PROBLEM DETAILS: Give the entries again, word for word.
Start
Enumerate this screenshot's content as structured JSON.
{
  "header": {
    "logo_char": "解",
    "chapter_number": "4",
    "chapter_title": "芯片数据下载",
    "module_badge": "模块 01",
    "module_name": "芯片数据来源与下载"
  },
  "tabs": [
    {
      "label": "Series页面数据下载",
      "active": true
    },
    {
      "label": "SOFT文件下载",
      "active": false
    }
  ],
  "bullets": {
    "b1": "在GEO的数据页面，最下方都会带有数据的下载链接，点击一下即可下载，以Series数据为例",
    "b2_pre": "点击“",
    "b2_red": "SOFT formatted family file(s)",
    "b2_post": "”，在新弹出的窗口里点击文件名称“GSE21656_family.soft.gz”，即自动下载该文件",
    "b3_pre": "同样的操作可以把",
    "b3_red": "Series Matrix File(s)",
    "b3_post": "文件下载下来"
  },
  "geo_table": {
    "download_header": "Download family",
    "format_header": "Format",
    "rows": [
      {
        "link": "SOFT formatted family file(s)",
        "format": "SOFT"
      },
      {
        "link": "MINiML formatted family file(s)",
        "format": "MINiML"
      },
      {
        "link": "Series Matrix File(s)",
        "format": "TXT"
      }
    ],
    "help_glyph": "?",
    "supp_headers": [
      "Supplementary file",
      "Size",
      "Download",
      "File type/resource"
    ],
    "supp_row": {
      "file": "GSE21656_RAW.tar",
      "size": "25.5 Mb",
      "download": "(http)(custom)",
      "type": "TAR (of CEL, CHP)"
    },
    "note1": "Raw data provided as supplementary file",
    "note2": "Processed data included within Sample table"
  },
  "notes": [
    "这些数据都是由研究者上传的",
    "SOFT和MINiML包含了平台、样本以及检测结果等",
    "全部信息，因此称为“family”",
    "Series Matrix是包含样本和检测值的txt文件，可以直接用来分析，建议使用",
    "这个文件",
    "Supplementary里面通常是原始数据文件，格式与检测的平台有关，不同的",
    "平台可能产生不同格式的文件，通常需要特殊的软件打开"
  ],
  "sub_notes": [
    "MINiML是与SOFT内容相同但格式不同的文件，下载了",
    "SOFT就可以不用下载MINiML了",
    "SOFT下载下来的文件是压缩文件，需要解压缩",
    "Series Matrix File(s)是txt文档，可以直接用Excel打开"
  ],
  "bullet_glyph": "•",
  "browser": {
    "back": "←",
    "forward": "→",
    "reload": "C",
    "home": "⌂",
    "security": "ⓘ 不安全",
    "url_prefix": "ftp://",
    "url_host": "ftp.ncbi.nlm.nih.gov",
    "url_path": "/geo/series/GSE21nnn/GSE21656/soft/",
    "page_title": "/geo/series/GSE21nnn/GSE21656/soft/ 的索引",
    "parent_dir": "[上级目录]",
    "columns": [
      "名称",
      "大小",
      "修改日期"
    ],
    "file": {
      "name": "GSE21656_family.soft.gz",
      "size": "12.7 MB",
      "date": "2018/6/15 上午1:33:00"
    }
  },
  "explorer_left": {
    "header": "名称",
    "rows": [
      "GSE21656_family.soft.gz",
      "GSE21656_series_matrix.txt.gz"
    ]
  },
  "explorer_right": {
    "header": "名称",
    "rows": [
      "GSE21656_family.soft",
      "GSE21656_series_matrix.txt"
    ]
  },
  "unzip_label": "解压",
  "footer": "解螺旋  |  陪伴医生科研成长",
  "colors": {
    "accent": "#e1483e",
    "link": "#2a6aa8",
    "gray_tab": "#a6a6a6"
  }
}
End
RESULT FOR THIS EXERCISE:
Enumerate this screenshot's content as structured JSON.
{
  "header": {
    "logo_char": "解",
    "chapter_number": "4",
    "chapter_title": "芯片数据下载",
    "module_badge": "模块 01",
    "module_name": "芯片数据来源与下载"
  },
  "tabs": [
    {
      "label": "Series页面数据下载",
      "active": true
    },
    {
      "label": "SOFT文件下载",
      "active": false
    }
  ],
  "bullets": {
    "b1": "在GEO的数据页面，最下方都会带有数据的下载链接，点击一下即可下载，以Series数据为例",
    "b2_pre": "点击“",
    "b2_red": "SOFT formatted family file(s)",
    "b2_post": "”，在新弹出的窗口里点击文件名称“GSE21656_family.soft.gz”，即自动下载该文件",
    "b3_pre": "同样的操作可以把",
    "b3_red": "Series Matrix File(s)",
    "b3_post": "文件下载下来"
  },
  "geo_table": {
    "download_header": "Download family",
    "format_header": "Format",
    "rows": [
      {
        "link": "SOFT formatted family file(s)",
        "format": "SOFT"
      },
      {
        "link": "MINiML formatted family file(s)",
        "format": "MINiML"
      },
      {
        "link": "Series Matrix File(s)",
        "format": "TXT"
      }
    ],
    "help_glyph": "?",
    "supp_headers": [
      "Supplementary file",
      "Size",
      "Download",
      "File type/resource"
    ],
    "supp_row": {
      "file": "GSE21656_RAW.tar",
      "size": "25.5 Mb",
      "download": "(http)(custom)",
      "type": "TAR (of CEL, CHP)"
    },
    "note1": "Raw data provided as supplementary file",
    "note2": "Processed data included within Sample table"
  },
  "notes": [
    "这些数据都是由研究者上传的",
    "SOFT和MINiML包含了平台、样本以及检测结果等",
    "全部信息，因此称为“family”",
    "Series Matrix是包含样本和检测值的txt文件，可以直接用来分析，建议使用",
    "这个文件",
    "Supplementary里面通常是原始数据文件，格式与检测的平台有关，不同的",
    "平台可能产生不同格式的文件，通常需要特殊的软件打开"
  ],
  "sub_notes": [
    "MINiML是与SOFT内容相同但格式不同的文件，下载了",
    "SOFT就可以不用下载MINiML了",
    "SOFT下载下来的文件是压缩文件，需要解压缩",
    "Series Matrix File(s)是txt文档，可以直接用Excel打开"
  ],
  "bullet_glyph": "•",
  "browser": {
    "back": "←",
    "forward": "→",
    "reload": "C",
    "home": "⌂",
    "security": "ⓘ 不安全",
    "url_prefix": "ftp://",
    "url_host": "ftp.ncbi.nlm.nih.gov",
    "url_path": "/geo/series/GSE21nnn/GSE21656/soft/",
    "page_title": "/geo/series/GSE21nnn/GSE21656/soft/ 的索引",
    "parent_dir": "[上级目录]",
    "columns": [
      "名称",
      "大小",
      "修改日期"
    ],
    "file": {
      "name": "GSE21656_family.soft.gz",
      "size": "12.7 MB",
      "date": "2018/6/15 上午1:33:00"
    }
  },
  "explorer_left": {
    "header": "名称",
    "rows": [
      "GSE21656_family.soft.gz",
      "GSE21656_series_matrix.txt.gz"
    ]
  },
  "explorer_right": {
    "header": "名称",
    "rows": [
      "GSE21656_family.soft",
      "GSE21656_series_matrix.txt"
    ]
  },
  "unzip_label": "解压",
  "footer": "解螺旋  |  陪伴医生科研成长",
  "colors": {
    "accent": "#e1483e",
    "link": "#2a6aa8",
    "gray_tab": "#a6a6a6"
  }
}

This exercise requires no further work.